--- begin ---

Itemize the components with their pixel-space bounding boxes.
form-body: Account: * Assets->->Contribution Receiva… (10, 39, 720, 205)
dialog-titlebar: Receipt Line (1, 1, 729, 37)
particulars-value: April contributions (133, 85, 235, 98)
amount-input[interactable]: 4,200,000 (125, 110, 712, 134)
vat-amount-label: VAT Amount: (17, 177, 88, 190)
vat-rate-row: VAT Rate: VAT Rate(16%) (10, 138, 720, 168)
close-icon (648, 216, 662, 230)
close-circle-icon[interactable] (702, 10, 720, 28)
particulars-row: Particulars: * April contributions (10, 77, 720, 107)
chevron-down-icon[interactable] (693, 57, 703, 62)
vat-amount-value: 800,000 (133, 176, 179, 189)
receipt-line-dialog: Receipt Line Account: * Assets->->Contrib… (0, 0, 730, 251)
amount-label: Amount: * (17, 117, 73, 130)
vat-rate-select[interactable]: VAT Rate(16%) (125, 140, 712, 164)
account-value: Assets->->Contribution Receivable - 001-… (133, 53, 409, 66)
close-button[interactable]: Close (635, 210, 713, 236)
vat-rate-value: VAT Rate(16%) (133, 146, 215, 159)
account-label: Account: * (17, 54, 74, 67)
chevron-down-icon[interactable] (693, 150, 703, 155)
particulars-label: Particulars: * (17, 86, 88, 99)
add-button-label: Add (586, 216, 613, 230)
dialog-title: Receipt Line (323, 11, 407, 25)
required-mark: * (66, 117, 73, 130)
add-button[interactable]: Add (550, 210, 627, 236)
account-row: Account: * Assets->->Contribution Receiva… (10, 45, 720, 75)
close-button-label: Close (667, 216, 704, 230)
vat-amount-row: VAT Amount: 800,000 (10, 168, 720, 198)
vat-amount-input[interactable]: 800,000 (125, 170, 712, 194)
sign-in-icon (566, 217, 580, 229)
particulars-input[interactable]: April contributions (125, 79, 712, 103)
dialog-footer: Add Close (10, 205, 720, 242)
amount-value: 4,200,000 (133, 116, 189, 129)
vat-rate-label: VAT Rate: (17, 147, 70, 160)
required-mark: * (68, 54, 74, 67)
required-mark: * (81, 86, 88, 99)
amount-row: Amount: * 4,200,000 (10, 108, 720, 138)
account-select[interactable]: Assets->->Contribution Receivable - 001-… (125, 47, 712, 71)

--- end ---

▶ **Problem statement**:
Return every line of the rows above as a JSON list of strings, with one string per line and blank lines omitted.

▶ **Full response**:
[
  "Itemize the components with their pixel-space bounding boxes.",
  "form-body: Account: * Assets->->Contribution Receiva… (10, 39, 720, 205)",
  "dialog-titlebar: Receipt Line (1, 1, 729, 37)",
  "particulars-value: April contributions (133, 85, 235, 98)",
  "amount-input[interactable]: 4,200,000 (125, 110, 712, 134)",
  "vat-amount-label: VAT Amount: (17, 177, 88, 190)",
  "vat-rate-row: VAT Rate: VAT Rate(16%) (10, 138, 720, 168)",
  "close-icon (648, 216, 662, 230)",
  "close-circle-icon[interactable] (702, 10, 720, 28)",
  "particulars-row: Particulars: * April contributions (10, 77, 720, 107)",
  "chevron-down-icon[interactable] (693, 57, 703, 62)",
  "vat-amount-value: 800,000 (133, 176, 179, 189)",
  "receipt-line-dialog: Receipt Line Account: * Assets->->Contrib… (0, 0, 730, 251)",
  "amount-label: Amount: * (17, 117, 73, 130)",
  "vat-rate-select[interactable]: VAT Rate(16%) (125, 140, 712, 164)",
  "account-value: Assets->->Contribution Receivable - 001-… (133, 53, 409, 66)",
  "close-button[interactable]: Close (635, 210, 713, 236)",
  "vat-rate-value: VAT Rate(16%) (133, 146, 215, 159)",
  "account-label: Account: * (17, 54, 74, 67)",
  "chevron-down-icon[interactable] (693, 150, 703, 155)",
  "particulars-label: Particulars: * (17, 86, 88, 99)",
  "add-button-label: Add (586, 216, 613, 230)",
  "dialog-title: Receipt Line (323, 11, 407, 25)",
  "required-mark: * (66, 117, 73, 130)",
  "add-button[interactable]: Add (550, 210, 627, 236)",
  "account-row: Account: * Assets->->Contribution Receiva… (10, 45, 720, 75)",
  "close-button-label: Close (667, 216, 704, 230)",
  "vat-amount-row: VAT Amount: 800,000 (10, 168, 720, 198)",
  "vat-amount-input[interactable]: 800,000 (125, 170, 712, 194)",
  "sign-in-icon (566, 217, 580, 229)",
  "particulars-input[interactable]: April contributions (125, 79, 712, 103)",
  "dialog-footer: Add Close (10, 205, 720, 242)",
  "amount-value: 4,200,000 (133, 116, 189, 129)",
  "vat-rate-label: VAT Rate: (17, 147, 70, 160)",
  "required-mark: * (68, 54, 74, 67)",
  "required-mark: * (81, 86, 88, 99)",
  "amount-row: Amount: * 4,200,000 (10, 108, 720, 138)",
  "account-select[interactable]: Assets->->Contribution Receivable - 001-… (125, 47, 712, 71)"
]